▶ _WRITTEN INSTRUCTION_:
Search the records for "this" and copy each line that holds it.
---------- PROVIDED DATA ----------
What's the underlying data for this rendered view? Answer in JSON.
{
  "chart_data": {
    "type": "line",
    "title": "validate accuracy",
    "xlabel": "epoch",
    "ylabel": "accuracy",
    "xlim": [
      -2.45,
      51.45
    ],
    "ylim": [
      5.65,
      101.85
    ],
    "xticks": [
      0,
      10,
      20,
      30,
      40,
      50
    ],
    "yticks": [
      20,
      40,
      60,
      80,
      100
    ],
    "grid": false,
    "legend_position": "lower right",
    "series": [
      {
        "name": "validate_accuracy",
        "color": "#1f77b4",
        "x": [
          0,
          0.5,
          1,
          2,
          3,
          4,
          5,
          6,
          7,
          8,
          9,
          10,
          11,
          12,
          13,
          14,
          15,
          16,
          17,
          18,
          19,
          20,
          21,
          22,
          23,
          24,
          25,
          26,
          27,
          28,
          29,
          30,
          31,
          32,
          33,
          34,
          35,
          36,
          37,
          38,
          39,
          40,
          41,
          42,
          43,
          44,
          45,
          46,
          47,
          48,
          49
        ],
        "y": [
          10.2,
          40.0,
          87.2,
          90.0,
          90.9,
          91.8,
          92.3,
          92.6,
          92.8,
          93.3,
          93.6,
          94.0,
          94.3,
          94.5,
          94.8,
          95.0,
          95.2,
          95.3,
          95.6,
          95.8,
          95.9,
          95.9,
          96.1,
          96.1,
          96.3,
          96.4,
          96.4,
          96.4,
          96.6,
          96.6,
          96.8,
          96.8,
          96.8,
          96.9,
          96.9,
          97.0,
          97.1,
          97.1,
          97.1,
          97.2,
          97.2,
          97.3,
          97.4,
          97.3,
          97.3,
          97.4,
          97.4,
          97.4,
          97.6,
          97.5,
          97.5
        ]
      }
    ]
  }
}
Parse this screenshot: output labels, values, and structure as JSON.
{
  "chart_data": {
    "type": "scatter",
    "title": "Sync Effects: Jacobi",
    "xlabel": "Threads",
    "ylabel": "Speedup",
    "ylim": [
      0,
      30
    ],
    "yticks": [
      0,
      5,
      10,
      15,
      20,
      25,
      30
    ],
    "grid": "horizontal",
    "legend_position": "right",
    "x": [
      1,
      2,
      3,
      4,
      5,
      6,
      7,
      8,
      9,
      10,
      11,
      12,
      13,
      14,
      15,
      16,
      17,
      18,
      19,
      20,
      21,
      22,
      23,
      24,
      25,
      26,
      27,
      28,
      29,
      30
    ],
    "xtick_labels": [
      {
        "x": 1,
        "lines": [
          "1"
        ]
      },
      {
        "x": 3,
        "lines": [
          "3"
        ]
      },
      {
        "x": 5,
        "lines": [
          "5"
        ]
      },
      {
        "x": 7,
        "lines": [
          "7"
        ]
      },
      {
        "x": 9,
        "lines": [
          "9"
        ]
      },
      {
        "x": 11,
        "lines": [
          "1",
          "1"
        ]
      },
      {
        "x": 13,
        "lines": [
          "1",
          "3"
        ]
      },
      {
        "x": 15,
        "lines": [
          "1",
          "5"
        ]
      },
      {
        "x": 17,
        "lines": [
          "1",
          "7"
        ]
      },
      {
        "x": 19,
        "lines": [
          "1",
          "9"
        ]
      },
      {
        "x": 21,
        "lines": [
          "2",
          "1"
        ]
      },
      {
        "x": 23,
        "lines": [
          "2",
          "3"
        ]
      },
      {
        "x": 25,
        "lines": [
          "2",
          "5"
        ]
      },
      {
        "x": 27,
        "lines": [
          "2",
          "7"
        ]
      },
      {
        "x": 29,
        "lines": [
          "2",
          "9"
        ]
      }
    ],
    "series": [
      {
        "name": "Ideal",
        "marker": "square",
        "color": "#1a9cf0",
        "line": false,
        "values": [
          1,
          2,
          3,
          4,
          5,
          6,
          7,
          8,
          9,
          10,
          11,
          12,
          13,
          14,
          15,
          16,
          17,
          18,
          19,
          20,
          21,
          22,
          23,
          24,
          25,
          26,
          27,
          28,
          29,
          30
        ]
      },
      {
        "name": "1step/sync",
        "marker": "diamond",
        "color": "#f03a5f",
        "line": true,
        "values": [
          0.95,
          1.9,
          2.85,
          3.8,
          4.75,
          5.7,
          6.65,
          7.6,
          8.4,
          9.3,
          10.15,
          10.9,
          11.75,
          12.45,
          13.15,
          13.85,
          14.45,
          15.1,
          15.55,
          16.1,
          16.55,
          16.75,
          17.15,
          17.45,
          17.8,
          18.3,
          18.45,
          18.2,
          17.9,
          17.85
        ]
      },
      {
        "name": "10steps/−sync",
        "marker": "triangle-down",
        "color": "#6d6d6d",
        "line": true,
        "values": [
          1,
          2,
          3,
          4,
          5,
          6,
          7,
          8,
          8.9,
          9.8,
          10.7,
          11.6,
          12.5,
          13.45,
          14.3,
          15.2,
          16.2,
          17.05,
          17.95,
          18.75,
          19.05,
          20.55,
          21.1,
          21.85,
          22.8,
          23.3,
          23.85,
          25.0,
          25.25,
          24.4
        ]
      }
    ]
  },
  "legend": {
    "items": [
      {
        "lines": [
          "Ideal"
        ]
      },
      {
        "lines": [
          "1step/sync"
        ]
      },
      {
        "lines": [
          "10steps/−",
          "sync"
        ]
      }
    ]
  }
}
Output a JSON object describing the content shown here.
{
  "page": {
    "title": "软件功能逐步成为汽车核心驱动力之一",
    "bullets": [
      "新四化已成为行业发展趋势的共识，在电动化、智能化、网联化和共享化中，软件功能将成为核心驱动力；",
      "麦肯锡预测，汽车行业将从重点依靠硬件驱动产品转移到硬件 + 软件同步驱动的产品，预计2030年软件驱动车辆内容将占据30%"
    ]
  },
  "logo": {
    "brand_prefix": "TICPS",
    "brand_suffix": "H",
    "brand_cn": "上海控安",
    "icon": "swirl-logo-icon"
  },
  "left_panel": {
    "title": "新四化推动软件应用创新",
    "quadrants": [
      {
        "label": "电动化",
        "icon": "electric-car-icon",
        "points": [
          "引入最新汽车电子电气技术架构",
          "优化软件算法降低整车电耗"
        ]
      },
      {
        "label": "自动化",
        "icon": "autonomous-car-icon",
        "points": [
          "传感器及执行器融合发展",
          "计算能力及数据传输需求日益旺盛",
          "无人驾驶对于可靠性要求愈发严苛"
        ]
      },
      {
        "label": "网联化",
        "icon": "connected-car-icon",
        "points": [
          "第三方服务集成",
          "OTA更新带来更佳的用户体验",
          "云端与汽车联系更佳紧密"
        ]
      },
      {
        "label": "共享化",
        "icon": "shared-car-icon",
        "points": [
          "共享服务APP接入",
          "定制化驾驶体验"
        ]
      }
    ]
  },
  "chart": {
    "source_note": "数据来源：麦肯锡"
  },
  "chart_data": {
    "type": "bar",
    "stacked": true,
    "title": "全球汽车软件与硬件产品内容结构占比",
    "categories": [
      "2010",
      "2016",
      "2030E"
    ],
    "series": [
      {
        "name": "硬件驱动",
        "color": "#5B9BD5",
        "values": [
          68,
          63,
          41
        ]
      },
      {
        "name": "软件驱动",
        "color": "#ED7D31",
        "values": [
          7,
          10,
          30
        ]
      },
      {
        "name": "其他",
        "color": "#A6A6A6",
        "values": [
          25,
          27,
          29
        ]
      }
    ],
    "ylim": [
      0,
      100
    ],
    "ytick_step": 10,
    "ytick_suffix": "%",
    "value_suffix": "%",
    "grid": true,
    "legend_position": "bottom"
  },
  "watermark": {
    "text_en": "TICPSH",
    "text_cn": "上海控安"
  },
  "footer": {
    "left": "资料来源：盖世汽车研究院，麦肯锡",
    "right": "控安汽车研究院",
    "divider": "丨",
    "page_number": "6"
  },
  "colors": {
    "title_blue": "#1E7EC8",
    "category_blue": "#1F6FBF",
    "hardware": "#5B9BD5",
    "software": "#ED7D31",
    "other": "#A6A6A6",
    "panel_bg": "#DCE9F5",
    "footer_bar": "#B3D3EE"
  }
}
----------
▶ _PROBLEM SOLUTION_:
What's the underlying data for this rendered view? Answer in JSON.
Parse this screenshot: output labels, values, and structure as JSON.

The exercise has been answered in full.